*What you are asked to do*
Each line containing the word "number" needs to be copied.

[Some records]
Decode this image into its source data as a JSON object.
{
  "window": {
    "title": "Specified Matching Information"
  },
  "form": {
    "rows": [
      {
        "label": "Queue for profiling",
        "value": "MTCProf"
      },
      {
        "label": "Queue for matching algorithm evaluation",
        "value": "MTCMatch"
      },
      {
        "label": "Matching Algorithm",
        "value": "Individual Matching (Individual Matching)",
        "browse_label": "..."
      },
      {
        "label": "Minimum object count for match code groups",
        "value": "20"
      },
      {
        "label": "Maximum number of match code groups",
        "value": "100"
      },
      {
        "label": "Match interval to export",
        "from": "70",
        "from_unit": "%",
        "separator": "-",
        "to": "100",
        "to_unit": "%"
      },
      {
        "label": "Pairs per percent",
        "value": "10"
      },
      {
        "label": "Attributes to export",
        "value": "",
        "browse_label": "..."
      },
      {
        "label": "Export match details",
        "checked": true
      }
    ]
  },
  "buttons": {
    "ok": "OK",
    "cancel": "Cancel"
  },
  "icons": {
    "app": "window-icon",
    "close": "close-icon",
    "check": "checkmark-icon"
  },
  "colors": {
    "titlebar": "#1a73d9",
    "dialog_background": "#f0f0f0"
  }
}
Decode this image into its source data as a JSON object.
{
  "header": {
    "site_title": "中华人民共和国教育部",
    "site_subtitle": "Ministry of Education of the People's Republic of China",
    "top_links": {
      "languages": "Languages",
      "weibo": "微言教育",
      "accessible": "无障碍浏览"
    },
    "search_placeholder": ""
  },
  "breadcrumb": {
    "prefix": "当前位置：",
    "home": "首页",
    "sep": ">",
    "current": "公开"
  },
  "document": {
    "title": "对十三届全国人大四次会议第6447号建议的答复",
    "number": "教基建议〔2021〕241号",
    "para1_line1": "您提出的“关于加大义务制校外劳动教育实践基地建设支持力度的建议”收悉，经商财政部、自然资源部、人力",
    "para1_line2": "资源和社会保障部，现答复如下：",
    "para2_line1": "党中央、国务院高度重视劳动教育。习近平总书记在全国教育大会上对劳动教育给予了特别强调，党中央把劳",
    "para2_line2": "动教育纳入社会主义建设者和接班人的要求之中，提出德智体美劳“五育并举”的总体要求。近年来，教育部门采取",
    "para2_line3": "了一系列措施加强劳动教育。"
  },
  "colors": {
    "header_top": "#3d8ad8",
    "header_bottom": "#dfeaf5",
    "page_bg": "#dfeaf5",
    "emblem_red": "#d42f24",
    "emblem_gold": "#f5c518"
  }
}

*The result*
        "label": "Maximum number of match code groups",
    "number": "教基建议〔2021〕241号",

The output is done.